[What to produce] From the entries below, please gather each line containing the string "made".

[Recorded information]
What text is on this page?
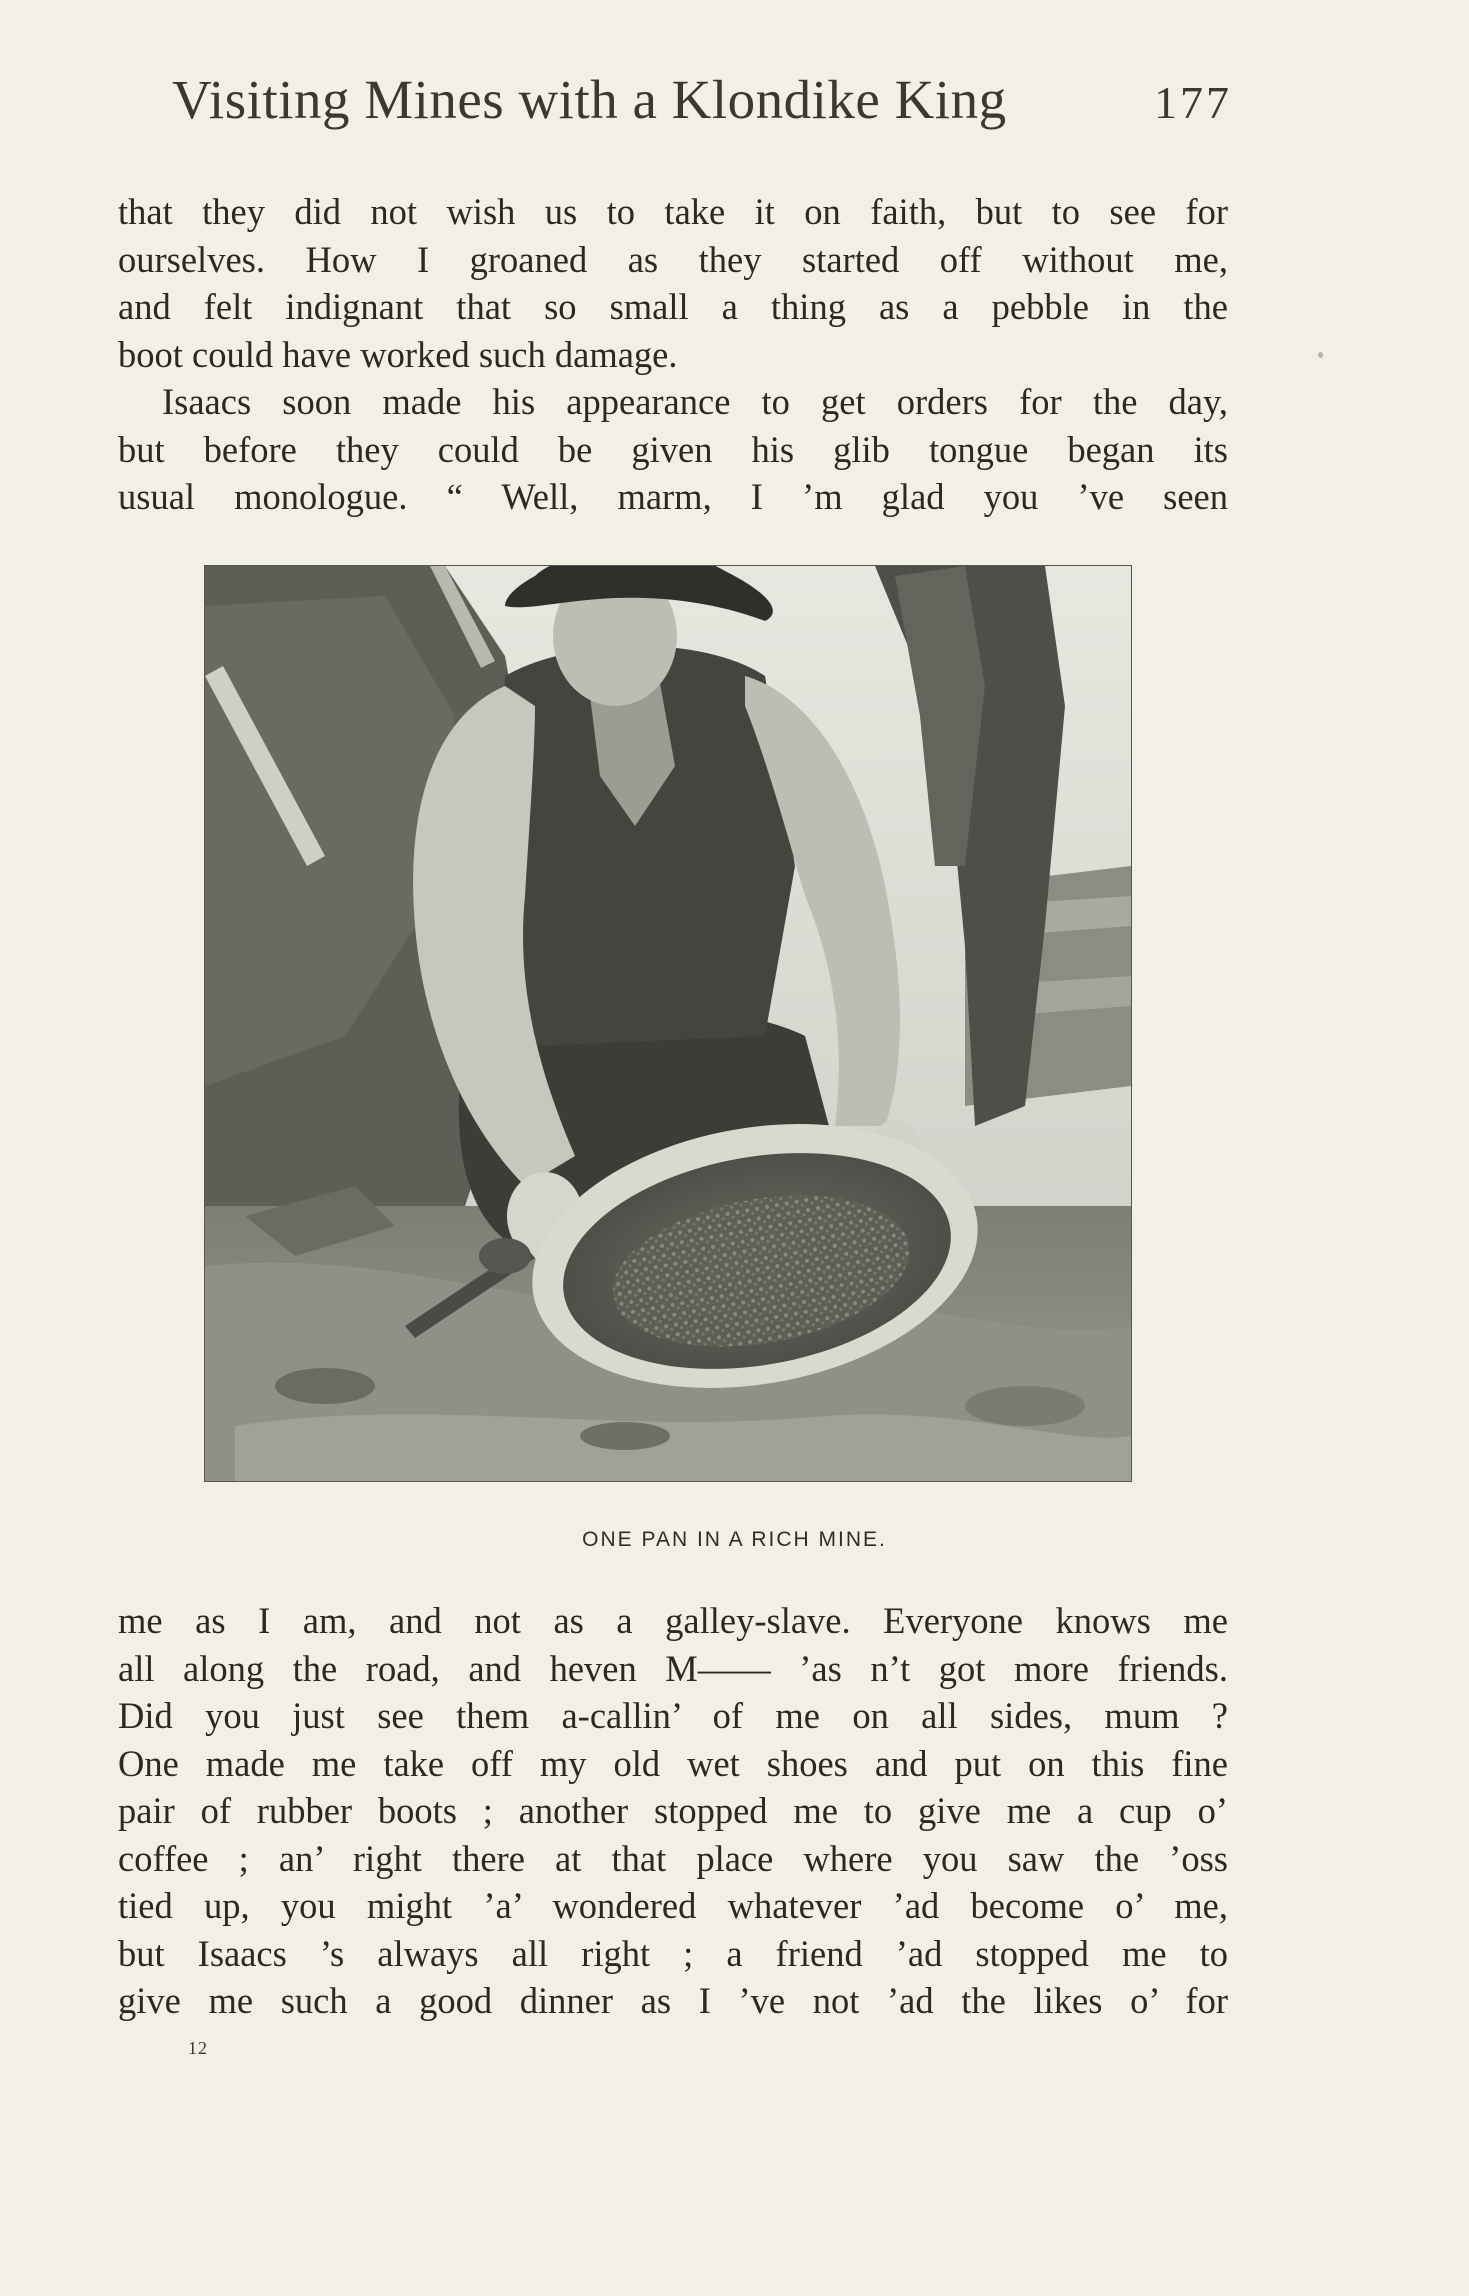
Visiting Mines with a Klondike King	177
that they did not wish us to take it on faith, but to see for
ourselves. How I groaned as they started off without me,
and felt indignant that so small a thing as a pebble in the
boot could have worked such damage.
Isaacs soon made his appearance to get orders for the day,
but before they could be given his glib tongue began its
usual monologue. “ Well, marm, I ’m glad you ’ve seen
ONE PAN IN A RICH MINE.
me as I am, and not as a galley-slave. Everyone knows me
all along the road, and heven M—— ’as n’t got more friends.
Did you just see them a-callin’ of me on all sides, mum ?
One made me take off my old wet shoes and put on this fine
pair of rubber boots ; another stopped me to give me a cup o’
coffee ; an’ right there at that place where you saw the ’oss
tied up, you might ’a’ wondered whatever ’ad become o’ me,
but Isaacs ’s always all right ; a friend ’ad stopped me to
give me such a good dinner as I ’ve not ’ad the likes o’ for
12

[Reply to the task]
Isaacs soon made his appearance to get orders for the day,
One made me take off my old wet shoes and put on this fine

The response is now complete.